- Task directions
Your copy of the material must match it exactly, except that pictures are dropped.
-*-*-
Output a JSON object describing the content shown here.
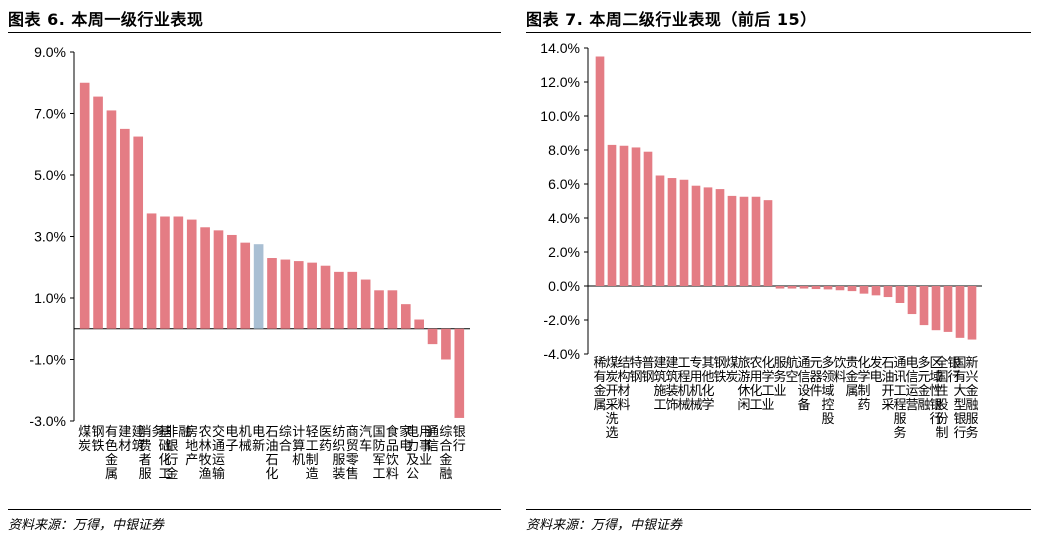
{
  "colors": {
    "bar": "#E47C84",
    "highlight": "#A9BFD3",
    "axis": "#000000"
  },
  "panels": [
    {
      "title": "图表 6. 本周一级行业表现",
      "source": "资料来源：万得，中银证券"
    },
    {
      "title": "图表 7. 本周二级行业表现（前后 15）",
      "source": "资料来源：万得，中银证券"
    }
  ],
  "chart_data": [
    {
      "type": "bar",
      "title": "图表 6. 本周一级行业表现",
      "ylim": [
        -3.0,
        9.0
      ],
      "yticks": [
        "9.0%",
        "7.0%",
        "5.0%",
        "3.0%",
        "1.0%",
        "-1.0%",
        "-3.0%"
      ],
      "yticks_values": [
        9.0,
        7.0,
        5.0,
        3.0,
        1.0,
        -1.0,
        -3.0
      ],
      "highlight_index": 13,
      "categories": [
        "煤炭",
        "钢铁",
        "有色金属",
        "建材",
        "建筑",
        "消费者服务",
        "基础化工",
        "非银行金融",
        "房地产",
        "农林牧渔",
        "交通运输",
        "电子",
        "机械",
        "电新",
        "石油石化",
        "综合",
        "计算机",
        "轻工制造",
        "医药",
        "纺织服装",
        "商贸零售",
        "汽车",
        "国防军工",
        "食品饮料",
        "家电",
        "电力及公用事业",
        "通信",
        "综合金融",
        "银行"
      ],
      "values": [
        8.0,
        7.55,
        7.1,
        6.5,
        6.25,
        3.75,
        3.65,
        3.65,
        3.55,
        3.3,
        3.2,
        3.05,
        2.8,
        2.75,
        2.3,
        2.25,
        2.2,
        2.15,
        2.05,
        1.85,
        1.85,
        1.6,
        1.25,
        1.25,
        0.8,
        0.3,
        -0.5,
        -1.0,
        -2.9
      ]
    },
    {
      "type": "bar",
      "title": "图表 7. 本周二级行业表现（前后 15）",
      "ylim": [
        -4.0,
        14.0
      ],
      "yticks": [
        "14.0%",
        "12.0%",
        "10.0%",
        "8.0%",
        "6.0%",
        "4.0%",
        "2.0%",
        "0.0%",
        "-2.0%",
        "-4.0%"
      ],
      "yticks_values": [
        14.0,
        12.0,
        10.0,
        8.0,
        6.0,
        4.0,
        2.0,
        0.0,
        -2.0,
        -4.0
      ],
      "categories": [
        "稀有金属",
        "煤炭开采洗选",
        "结构材料",
        "特钢",
        "普钢",
        "建筑施工",
        "建筑装饰",
        "工程机械",
        "专用机械",
        "其他化学",
        "钢铁",
        "煤炭",
        "旅游休闲",
        "农用化工",
        "化学工业",
        "服务业",
        "航空",
        "通信设备",
        "元器件",
        "多领域控股",
        "饮料",
        "贵金属",
        "化学制药",
        "发电",
        "石油开采",
        "通讯工程服务",
        "电信运营",
        "多元金融",
        "区域性银行",
        "全国性股份制银行",
        "国有大型银行",
        "新兴金融服务"
      ],
      "values": [
        13.5,
        8.3,
        8.25,
        8.15,
        7.9,
        6.5,
        6.35,
        6.25,
        5.9,
        5.8,
        5.7,
        5.3,
        5.25,
        5.25,
        5.05,
        -0.15,
        -0.15,
        -0.15,
        -0.18,
        -0.2,
        -0.25,
        -0.3,
        -0.45,
        -0.55,
        -0.65,
        -1.0,
        -1.65,
        -2.3,
        -2.6,
        -2.7,
        -3.05,
        -3.15
      ]
    }
  ]
}
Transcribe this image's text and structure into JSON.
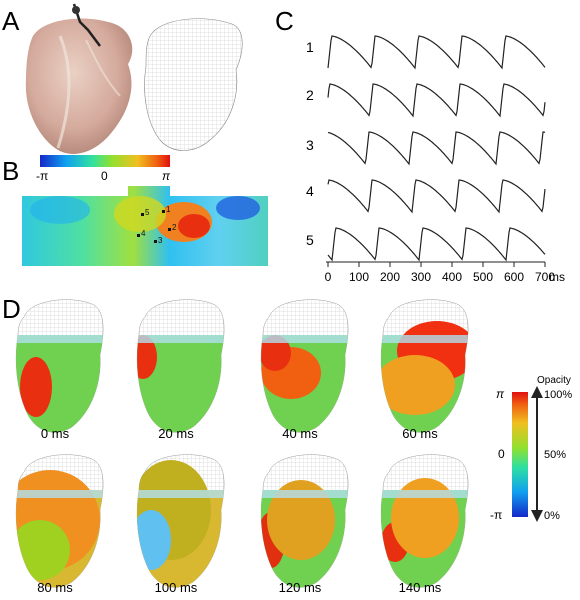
{
  "panel_labels": [
    "A",
    "B",
    "C",
    "D"
  ],
  "phase_bar": {
    "labels": [
      "-π",
      "0",
      "π"
    ]
  },
  "phase_map_points": [
    "1",
    "2",
    "3",
    "4",
    "5"
  ],
  "traces": {
    "row_labels": [
      "1",
      "2",
      "3",
      "4",
      "5"
    ],
    "axis": {
      "ticks": [
        "0",
        "100",
        "200",
        "300",
        "400",
        "500",
        "600",
        "700"
      ],
      "unit": "ms"
    }
  },
  "snapshots": [
    {
      "label": "0 ms"
    },
    {
      "label": "20 ms"
    },
    {
      "label": "40 ms"
    },
    {
      "label": "60 ms"
    },
    {
      "label": "80 ms"
    },
    {
      "label": "100 ms"
    },
    {
      "label": "120 ms"
    },
    {
      "label": "140 ms"
    }
  ],
  "colorbar": {
    "title": "Opacity",
    "phase_labels": [
      "π",
      "0",
      "-π"
    ],
    "opacity_labels": [
      "100%",
      "50%",
      "0%"
    ]
  },
  "colors": {
    "phase_low": "#1020c8",
    "phase_mid": "#40d040",
    "phase_high": "#e02010",
    "heart_tissue": "#d8b4a8"
  }
}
-*-*-
- Task solution
Output a JSON object describing the content shown here.
{
  "colors": {
    "bar": "#E47C84",
    "highlight": "#A9BFD3",
    "axis": "#000000"
  },
  "panels": [
    {
      "title": "图表 6. 本周一级行业表现",
      "source": "资料来源：万得，中银证券"
    },
    {
      "title": "图表 7. 本周二级行业表现（前后 15）",
      "source": "资料来源：万得，中银证券"
    }
  ],
  "chart_data": [
    {
      "type": "bar",
      "title": "图表 6. 本周一级行业表现",
      "ylim": [
        -3.0,
        9.0
      ],
      "yticks": [
        "9.0%",
        "7.0%",
        "5.0%",
        "3.0%",
        "1.0%",
        "-1.0%",
        "-3.0%"
      ],
      "yticks_values": [
        9.0,
        7.0,
        5.0,
        3.0,
        1.0,
        -1.0,
        -3.0
      ],
      "highlight_index": 13,
      "categories": [
        "煤炭",
        "钢铁",
        "有色金属",
        "建材",
        "建筑",
        "消费者服务",
        "基础化工",
        "非银行金融",
        "房地产",
        "农林牧渔",
        "交通运输",
        "电子",
        "机械",
        "电新",
        "石油石化",
        "综合",
        "计算机",
        "轻工制造",
        "医药",
        "纺织服装",
        "商贸零售",
        "汽车",
        "国防军工",
        "食品饮料",
        "家电",
        "电力及公用事业",
        "通信",
        "综合金融",
        "银行"
      ],
      "values": [
        8.0,
        7.55,
        7.1,
        6.5,
        6.25,
        3.75,
        3.65,
        3.65,
        3.55,
        3.3,
        3.2,
        3.05,
        2.8,
        2.75,
        2.3,
        2.25,
        2.2,
        2.15,
        2.05,
        1.85,
        1.85,
        1.6,
        1.25,
        1.25,
        0.8,
        0.3,
        -0.5,
        -1.0,
        -2.9
      ]
    },
    {
      "type": "bar",
      "title": "图表 7. 本周二级行业表现（前后 15）",
      "ylim": [
        -4.0,
        14.0
      ],
      "yticks": [
        "14.0%",
        "12.0%",
        "10.0%",
        "8.0%",
        "6.0%",
        "4.0%",
        "2.0%",
        "0.0%",
        "-2.0%",
        "-4.0%"
      ],
      "yticks_values": [
        14.0,
        12.0,
        10.0,
        8.0,
        6.0,
        4.0,
        2.0,
        0.0,
        -2.0,
        -4.0
      ],
      "categories": [
        "稀有金属",
        "煤炭开采洗选",
        "结构材料",
        "特钢",
        "普钢",
        "建筑施工",
        "建筑装饰",
        "工程机械",
        "专用机械",
        "其他化学",
        "钢铁",
        "煤炭",
        "旅游休闲",
        "农用化工",
        "化学工业",
        "服务业",
        "航空",
        "通信设备",
        "元器件",
        "多领域控股",
        "饮料",
        "贵金属",
        "化学制药",
        "发电",
        "石油开采",
        "通讯工程服务",
        "电信运营",
        "多元金融",
        "区域性银行",
        "全国性股份制银行",
        "国有大型银行",
        "新兴金融服务"
      ],
      "values": [
        13.5,
        8.3,
        8.25,
        8.15,
        7.9,
        6.5,
        6.35,
        6.25,
        5.9,
        5.8,
        5.7,
        5.3,
        5.25,
        5.25,
        5.05,
        -0.15,
        -0.15,
        -0.15,
        -0.18,
        -0.2,
        -0.25,
        -0.3,
        -0.45,
        -0.55,
        -0.65,
        -1.0,
        -1.65,
        -2.3,
        -2.6,
        -2.7,
        -3.05,
        -3.15
      ]
    }
  ]
}
Transcribe this image's text and structure into JSON.
{
  "panel_labels": [
    "A",
    "B",
    "C",
    "D"
  ],
  "phase_bar": {
    "labels": [
      "-π",
      "0",
      "π"
    ]
  },
  "phase_map_points": [
    "1",
    "2",
    "3",
    "4",
    "5"
  ],
  "traces": {
    "row_labels": [
      "1",
      "2",
      "3",
      "4",
      "5"
    ],
    "axis": {
      "ticks": [
        "0",
        "100",
        "200",
        "300",
        "400",
        "500",
        "600",
        "700"
      ],
      "unit": "ms"
    }
  },
  "snapshots": [
    {
      "label": "0 ms"
    },
    {
      "label": "20 ms"
    },
    {
      "label": "40 ms"
    },
    {
      "label": "60 ms"
    },
    {
      "label": "80 ms"
    },
    {
      "label": "100 ms"
    },
    {
      "label": "120 ms"
    },
    {
      "label": "140 ms"
    }
  ],
  "colorbar": {
    "title": "Opacity",
    "phase_labels": [
      "π",
      "0",
      "-π"
    ],
    "opacity_labels": [
      "100%",
      "50%",
      "0%"
    ]
  },
  "colors": {
    "phase_low": "#1020c8",
    "phase_mid": "#40d040",
    "phase_high": "#e02010",
    "heart_tissue": "#d8b4a8"
  }
}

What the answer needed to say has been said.